▶ TO DO
Which lines in the data below contain the word "clash"? Copy each of them.

▶ DATA

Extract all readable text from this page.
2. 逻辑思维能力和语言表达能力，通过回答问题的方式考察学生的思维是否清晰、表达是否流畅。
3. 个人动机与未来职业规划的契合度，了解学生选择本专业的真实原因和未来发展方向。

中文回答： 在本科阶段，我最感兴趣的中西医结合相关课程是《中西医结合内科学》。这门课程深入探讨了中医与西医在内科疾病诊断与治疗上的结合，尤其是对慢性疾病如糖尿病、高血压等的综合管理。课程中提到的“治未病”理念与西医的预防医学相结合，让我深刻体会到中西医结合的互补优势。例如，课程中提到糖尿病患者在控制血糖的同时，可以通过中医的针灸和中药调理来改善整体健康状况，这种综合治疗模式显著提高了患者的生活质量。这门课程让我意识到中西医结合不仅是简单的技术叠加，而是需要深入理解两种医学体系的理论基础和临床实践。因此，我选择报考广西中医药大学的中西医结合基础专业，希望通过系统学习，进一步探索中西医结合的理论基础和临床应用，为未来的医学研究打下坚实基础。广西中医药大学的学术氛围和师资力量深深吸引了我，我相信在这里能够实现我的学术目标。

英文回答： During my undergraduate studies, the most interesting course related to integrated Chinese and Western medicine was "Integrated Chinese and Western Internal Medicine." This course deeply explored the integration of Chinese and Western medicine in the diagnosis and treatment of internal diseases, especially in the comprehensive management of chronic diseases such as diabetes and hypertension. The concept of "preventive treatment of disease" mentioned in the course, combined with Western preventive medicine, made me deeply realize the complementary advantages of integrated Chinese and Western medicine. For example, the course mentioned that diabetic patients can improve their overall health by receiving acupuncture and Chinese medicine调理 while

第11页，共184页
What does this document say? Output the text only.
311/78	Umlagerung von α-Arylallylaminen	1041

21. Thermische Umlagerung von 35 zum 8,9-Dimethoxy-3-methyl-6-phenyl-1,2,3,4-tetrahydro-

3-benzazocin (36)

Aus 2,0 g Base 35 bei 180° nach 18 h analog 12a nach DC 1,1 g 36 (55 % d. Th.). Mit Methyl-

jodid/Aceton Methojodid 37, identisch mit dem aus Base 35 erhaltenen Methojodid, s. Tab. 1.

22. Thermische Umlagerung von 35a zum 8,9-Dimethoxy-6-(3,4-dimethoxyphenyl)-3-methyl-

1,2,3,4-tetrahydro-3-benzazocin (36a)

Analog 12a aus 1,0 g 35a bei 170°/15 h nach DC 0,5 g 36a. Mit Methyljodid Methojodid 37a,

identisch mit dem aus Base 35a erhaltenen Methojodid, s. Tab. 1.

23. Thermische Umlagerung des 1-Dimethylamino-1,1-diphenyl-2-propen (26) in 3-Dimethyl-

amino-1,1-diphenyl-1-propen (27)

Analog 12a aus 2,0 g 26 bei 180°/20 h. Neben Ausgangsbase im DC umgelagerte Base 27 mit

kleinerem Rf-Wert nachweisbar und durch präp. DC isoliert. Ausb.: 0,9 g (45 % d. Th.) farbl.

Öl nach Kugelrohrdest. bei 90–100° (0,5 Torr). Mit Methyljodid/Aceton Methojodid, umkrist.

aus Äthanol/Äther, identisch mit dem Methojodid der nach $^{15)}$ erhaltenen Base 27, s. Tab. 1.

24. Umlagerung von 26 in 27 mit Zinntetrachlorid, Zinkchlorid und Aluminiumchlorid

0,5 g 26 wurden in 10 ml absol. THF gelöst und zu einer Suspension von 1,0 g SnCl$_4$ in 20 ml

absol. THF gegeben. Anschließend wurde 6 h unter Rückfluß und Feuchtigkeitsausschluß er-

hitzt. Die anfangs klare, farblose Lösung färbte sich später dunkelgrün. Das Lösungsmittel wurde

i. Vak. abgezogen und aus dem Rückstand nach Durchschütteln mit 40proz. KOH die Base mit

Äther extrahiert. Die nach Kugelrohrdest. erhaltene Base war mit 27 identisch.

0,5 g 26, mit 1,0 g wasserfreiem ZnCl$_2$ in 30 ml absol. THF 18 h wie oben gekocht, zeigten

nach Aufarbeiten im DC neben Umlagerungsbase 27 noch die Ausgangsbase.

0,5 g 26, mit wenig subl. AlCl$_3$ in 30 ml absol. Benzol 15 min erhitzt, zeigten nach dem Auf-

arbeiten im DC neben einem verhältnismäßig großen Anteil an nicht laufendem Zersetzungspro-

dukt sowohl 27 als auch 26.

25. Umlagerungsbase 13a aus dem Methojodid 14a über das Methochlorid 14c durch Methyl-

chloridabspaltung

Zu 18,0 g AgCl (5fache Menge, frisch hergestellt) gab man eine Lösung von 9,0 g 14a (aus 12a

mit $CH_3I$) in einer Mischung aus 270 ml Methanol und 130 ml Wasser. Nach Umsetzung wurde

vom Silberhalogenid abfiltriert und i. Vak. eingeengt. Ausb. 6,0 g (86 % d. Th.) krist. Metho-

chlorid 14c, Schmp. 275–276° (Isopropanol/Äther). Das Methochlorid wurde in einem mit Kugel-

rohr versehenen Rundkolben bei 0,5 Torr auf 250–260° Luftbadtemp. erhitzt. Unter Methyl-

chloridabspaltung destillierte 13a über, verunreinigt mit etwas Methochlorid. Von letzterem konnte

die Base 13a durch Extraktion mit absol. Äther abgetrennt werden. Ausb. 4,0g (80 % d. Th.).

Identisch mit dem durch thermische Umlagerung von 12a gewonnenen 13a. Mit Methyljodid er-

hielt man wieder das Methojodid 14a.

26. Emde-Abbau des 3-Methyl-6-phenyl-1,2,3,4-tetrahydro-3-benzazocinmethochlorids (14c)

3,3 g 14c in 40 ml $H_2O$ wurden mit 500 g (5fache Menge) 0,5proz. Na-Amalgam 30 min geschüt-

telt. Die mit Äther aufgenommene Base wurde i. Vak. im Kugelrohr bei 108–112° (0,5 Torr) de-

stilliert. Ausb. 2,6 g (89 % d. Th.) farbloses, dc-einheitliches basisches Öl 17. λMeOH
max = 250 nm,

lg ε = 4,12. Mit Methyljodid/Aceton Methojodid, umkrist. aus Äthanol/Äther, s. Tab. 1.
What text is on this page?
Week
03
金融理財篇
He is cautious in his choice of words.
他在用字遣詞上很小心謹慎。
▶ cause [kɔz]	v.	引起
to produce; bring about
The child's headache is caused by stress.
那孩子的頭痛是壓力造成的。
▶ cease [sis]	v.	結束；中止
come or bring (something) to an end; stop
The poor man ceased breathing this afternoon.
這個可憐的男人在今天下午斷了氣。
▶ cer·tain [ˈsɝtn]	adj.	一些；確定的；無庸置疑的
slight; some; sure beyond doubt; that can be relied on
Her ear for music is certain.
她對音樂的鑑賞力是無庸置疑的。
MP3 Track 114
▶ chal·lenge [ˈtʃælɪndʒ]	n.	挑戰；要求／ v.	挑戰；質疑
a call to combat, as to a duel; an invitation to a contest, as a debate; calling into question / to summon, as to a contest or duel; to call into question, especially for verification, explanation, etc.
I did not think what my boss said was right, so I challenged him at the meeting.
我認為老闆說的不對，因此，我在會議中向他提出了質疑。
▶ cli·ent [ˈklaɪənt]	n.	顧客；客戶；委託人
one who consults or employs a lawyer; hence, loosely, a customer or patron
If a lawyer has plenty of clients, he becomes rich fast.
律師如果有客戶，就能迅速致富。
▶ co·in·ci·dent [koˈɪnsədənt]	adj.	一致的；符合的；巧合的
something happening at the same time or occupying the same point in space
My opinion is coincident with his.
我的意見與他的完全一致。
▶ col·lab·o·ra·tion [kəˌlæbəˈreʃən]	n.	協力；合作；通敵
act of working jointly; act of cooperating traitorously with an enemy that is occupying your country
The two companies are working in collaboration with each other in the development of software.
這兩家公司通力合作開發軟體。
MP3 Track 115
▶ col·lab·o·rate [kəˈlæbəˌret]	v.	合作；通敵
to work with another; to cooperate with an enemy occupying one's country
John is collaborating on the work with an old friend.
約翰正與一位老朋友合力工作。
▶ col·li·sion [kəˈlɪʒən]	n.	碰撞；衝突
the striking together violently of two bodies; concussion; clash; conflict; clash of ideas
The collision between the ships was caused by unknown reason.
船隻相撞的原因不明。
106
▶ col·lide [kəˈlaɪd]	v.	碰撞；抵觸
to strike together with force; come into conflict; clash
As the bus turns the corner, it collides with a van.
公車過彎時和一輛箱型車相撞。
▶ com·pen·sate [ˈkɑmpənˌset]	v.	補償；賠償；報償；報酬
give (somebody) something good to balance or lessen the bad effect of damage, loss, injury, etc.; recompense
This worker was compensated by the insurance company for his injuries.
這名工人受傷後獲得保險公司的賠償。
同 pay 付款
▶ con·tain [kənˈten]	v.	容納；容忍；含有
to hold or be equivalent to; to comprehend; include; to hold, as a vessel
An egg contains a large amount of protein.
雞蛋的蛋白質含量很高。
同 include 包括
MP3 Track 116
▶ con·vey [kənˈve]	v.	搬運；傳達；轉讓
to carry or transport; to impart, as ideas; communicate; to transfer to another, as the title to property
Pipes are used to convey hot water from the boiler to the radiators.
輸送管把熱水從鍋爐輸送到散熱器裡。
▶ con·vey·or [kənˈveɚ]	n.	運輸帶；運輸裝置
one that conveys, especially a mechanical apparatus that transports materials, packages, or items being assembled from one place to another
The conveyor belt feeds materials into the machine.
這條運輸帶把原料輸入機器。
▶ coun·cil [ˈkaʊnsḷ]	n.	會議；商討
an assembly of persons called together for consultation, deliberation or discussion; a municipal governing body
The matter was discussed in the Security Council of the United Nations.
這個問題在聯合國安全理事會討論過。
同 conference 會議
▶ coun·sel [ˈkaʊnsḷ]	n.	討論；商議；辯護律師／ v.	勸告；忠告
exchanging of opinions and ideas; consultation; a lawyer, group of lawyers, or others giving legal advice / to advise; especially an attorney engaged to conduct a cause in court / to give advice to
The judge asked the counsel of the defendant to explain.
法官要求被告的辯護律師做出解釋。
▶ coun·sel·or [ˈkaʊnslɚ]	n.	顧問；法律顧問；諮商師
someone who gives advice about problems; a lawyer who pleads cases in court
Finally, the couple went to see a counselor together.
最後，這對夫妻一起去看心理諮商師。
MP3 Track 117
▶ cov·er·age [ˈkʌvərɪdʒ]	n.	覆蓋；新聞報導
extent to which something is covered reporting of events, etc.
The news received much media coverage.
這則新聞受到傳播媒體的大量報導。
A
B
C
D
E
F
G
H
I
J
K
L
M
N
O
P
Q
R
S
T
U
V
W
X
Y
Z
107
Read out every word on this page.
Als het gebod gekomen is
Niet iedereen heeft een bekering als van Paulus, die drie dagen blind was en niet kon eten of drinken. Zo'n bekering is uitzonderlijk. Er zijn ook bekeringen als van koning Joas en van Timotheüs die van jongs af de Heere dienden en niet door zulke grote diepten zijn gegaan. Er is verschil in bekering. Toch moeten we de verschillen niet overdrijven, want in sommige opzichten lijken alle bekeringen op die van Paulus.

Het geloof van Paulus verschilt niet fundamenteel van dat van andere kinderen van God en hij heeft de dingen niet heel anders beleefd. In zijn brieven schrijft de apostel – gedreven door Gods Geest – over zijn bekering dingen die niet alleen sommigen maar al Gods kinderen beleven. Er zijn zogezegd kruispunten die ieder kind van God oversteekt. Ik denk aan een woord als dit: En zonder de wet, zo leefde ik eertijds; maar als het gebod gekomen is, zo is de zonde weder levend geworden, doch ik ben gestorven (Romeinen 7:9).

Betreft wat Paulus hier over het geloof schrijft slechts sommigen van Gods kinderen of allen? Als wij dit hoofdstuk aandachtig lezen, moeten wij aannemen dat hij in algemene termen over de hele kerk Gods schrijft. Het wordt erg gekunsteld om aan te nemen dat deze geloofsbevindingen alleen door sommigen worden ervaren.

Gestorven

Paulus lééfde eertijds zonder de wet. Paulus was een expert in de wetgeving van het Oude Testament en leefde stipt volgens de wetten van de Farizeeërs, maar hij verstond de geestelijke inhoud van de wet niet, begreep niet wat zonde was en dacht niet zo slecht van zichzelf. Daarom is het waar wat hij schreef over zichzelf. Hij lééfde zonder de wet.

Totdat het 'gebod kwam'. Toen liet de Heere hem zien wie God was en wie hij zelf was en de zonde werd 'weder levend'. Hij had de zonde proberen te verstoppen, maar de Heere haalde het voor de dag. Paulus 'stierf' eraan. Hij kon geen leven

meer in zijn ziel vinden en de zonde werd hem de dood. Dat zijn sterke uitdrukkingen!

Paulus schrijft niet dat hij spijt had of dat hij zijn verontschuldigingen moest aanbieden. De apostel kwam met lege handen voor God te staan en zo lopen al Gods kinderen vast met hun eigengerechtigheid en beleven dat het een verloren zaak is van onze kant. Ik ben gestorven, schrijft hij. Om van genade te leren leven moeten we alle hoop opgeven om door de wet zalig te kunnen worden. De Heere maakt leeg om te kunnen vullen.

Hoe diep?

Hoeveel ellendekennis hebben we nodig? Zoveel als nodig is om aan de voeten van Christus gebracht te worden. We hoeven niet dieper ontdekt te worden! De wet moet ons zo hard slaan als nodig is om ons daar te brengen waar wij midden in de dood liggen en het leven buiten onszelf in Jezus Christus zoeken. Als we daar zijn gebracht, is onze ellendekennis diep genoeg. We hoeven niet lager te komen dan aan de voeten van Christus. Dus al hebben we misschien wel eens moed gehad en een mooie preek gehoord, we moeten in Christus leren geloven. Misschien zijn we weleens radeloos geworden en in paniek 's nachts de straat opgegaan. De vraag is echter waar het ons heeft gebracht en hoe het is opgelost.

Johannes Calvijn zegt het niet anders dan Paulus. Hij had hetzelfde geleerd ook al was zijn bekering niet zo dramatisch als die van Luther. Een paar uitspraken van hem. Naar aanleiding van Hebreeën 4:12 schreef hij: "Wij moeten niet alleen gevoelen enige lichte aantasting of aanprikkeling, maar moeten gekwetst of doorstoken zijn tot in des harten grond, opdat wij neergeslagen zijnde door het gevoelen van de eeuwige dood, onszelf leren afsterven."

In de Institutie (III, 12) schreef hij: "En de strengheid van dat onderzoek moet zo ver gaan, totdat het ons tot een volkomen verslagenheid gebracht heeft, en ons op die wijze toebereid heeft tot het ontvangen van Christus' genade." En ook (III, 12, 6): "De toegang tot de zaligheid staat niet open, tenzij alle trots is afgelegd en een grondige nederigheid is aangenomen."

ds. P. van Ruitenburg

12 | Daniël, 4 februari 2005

▶ EXERCISE RESPONSE
the striking together violently of two bodies; concussion; clash; conflict; clash of ideas
to strike together with force; come into conflict; clash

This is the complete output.